• **WRITTEN EXERCISE**
Tally each line where the word "Многолетняя" occurs, then give only the total.

** Start of PROVIDED INFORMATION **

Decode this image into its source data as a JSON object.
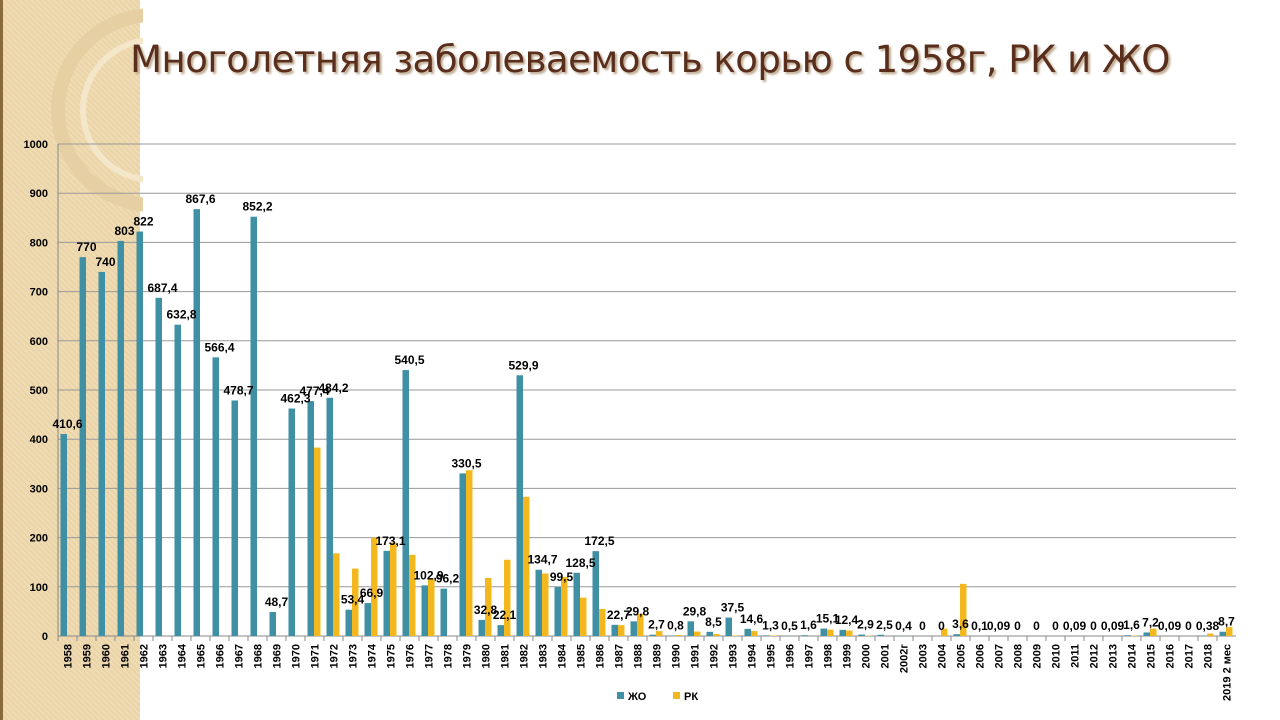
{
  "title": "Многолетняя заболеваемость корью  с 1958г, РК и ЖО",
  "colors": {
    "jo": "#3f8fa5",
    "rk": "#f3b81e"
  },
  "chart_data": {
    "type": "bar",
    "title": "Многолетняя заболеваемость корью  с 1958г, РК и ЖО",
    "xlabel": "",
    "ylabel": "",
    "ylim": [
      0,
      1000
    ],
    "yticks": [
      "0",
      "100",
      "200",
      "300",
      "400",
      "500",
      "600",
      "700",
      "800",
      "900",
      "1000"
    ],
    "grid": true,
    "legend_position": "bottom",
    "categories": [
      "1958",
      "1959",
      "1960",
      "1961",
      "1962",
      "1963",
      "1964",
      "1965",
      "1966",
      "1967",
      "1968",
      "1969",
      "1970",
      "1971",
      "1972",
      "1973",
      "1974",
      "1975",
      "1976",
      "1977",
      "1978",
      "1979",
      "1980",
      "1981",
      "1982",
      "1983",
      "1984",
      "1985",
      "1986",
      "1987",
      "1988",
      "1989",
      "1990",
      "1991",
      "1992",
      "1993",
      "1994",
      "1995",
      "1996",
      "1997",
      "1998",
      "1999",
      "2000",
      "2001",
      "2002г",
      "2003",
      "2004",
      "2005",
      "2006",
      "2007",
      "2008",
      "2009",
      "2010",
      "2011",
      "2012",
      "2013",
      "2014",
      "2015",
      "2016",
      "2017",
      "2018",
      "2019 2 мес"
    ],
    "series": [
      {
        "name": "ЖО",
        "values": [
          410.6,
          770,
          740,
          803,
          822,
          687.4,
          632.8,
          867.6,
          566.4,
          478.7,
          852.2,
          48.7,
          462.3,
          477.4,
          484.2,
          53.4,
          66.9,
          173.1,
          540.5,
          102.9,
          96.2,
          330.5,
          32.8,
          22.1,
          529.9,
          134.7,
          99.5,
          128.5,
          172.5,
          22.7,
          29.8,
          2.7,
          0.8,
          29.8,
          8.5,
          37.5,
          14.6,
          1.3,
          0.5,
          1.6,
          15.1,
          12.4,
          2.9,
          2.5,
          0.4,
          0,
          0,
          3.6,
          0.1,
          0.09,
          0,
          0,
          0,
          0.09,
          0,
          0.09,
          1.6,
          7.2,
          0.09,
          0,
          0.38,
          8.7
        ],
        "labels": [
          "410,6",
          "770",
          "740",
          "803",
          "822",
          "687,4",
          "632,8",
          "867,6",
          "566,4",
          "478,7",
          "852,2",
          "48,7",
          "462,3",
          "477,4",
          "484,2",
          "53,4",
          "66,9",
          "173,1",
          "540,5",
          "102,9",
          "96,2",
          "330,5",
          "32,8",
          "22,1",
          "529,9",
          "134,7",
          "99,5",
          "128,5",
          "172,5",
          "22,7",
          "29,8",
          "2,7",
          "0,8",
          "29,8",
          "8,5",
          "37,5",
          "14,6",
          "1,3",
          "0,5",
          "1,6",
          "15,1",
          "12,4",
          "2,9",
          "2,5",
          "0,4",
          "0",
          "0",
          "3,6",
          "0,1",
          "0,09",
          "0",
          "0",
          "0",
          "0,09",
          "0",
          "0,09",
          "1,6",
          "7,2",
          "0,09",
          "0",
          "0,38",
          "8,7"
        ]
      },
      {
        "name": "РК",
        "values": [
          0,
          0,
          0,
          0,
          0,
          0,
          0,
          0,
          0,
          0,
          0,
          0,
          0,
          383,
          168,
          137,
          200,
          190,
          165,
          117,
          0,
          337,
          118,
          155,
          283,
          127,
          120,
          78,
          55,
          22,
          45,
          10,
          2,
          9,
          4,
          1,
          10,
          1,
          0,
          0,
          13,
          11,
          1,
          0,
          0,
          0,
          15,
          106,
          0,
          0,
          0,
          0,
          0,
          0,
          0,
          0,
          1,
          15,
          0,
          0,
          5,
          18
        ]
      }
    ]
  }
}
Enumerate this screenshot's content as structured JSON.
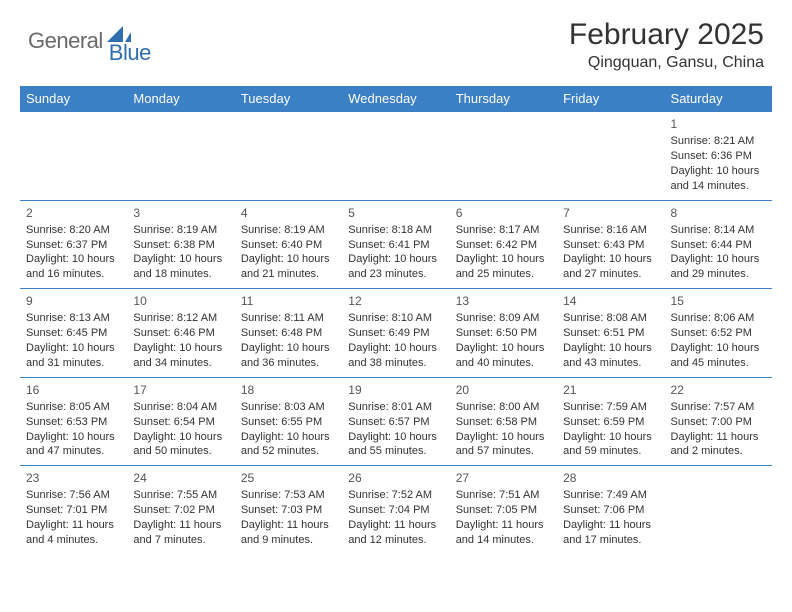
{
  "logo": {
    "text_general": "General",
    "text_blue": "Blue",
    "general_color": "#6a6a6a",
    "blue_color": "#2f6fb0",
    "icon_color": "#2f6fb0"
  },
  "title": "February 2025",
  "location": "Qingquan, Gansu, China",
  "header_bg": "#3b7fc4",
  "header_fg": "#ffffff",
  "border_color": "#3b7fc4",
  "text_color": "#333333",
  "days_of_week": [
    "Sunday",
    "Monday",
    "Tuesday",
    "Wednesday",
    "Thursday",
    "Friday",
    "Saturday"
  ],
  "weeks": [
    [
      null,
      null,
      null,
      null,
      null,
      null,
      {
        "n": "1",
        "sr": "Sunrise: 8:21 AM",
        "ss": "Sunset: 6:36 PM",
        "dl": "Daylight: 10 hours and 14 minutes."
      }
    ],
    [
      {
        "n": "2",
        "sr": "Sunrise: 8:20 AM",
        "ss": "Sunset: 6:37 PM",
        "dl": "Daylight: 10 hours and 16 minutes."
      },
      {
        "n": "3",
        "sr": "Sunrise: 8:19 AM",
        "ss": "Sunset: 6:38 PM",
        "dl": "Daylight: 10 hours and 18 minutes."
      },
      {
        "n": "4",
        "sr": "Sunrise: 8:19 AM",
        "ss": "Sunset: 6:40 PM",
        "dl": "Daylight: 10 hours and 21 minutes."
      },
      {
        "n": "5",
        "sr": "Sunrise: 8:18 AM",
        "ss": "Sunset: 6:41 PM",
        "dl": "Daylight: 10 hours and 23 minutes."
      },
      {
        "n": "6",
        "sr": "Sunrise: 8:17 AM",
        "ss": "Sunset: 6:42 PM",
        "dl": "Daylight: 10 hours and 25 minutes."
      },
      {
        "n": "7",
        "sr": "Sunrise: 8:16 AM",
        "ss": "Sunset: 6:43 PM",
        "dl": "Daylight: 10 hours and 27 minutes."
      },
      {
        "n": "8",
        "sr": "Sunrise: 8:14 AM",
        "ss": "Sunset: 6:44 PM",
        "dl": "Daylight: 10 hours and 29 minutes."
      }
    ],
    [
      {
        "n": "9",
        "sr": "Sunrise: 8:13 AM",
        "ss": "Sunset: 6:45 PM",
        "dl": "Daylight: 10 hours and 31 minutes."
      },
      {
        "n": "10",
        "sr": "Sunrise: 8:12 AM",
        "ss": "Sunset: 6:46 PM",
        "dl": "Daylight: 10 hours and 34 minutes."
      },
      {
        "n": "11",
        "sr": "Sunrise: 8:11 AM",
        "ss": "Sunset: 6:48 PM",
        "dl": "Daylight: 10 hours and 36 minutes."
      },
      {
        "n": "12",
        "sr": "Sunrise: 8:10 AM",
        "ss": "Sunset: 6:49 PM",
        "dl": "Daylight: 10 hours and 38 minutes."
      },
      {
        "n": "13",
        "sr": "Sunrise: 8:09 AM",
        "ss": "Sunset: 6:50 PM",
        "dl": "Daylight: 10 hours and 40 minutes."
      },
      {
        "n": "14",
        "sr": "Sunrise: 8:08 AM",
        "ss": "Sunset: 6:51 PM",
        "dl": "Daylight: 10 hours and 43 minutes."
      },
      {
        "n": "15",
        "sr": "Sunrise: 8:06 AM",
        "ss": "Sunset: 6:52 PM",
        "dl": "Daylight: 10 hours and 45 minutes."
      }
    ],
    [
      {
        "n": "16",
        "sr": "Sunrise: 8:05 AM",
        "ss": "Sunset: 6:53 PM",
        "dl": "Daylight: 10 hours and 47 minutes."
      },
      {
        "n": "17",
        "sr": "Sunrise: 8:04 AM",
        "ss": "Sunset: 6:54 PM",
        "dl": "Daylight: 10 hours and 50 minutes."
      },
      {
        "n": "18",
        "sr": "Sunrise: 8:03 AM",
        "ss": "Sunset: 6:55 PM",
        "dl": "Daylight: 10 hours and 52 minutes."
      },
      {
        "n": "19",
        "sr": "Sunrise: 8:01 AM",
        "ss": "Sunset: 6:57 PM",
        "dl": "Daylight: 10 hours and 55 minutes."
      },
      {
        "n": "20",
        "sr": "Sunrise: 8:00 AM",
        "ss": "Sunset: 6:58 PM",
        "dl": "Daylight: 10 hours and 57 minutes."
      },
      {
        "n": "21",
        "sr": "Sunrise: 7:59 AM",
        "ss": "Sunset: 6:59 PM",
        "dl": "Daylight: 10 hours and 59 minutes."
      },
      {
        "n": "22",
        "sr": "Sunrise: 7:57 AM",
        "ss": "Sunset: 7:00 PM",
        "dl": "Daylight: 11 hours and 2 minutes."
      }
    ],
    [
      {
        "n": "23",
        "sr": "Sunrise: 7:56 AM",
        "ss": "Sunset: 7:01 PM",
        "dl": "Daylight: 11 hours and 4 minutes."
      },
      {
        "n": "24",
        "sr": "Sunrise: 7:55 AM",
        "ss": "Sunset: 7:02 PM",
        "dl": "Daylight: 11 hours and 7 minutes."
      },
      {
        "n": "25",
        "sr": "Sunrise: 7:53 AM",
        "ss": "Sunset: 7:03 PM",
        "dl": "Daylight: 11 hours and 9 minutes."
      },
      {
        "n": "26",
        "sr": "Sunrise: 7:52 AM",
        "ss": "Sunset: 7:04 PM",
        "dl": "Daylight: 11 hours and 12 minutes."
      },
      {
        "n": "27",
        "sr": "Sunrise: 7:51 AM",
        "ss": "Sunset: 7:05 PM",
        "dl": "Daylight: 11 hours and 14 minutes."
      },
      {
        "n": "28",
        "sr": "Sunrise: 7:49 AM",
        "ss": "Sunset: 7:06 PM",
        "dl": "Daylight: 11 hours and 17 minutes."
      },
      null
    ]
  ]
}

** End of PROVIDED INFORMATION **

• **THE RESULT**
2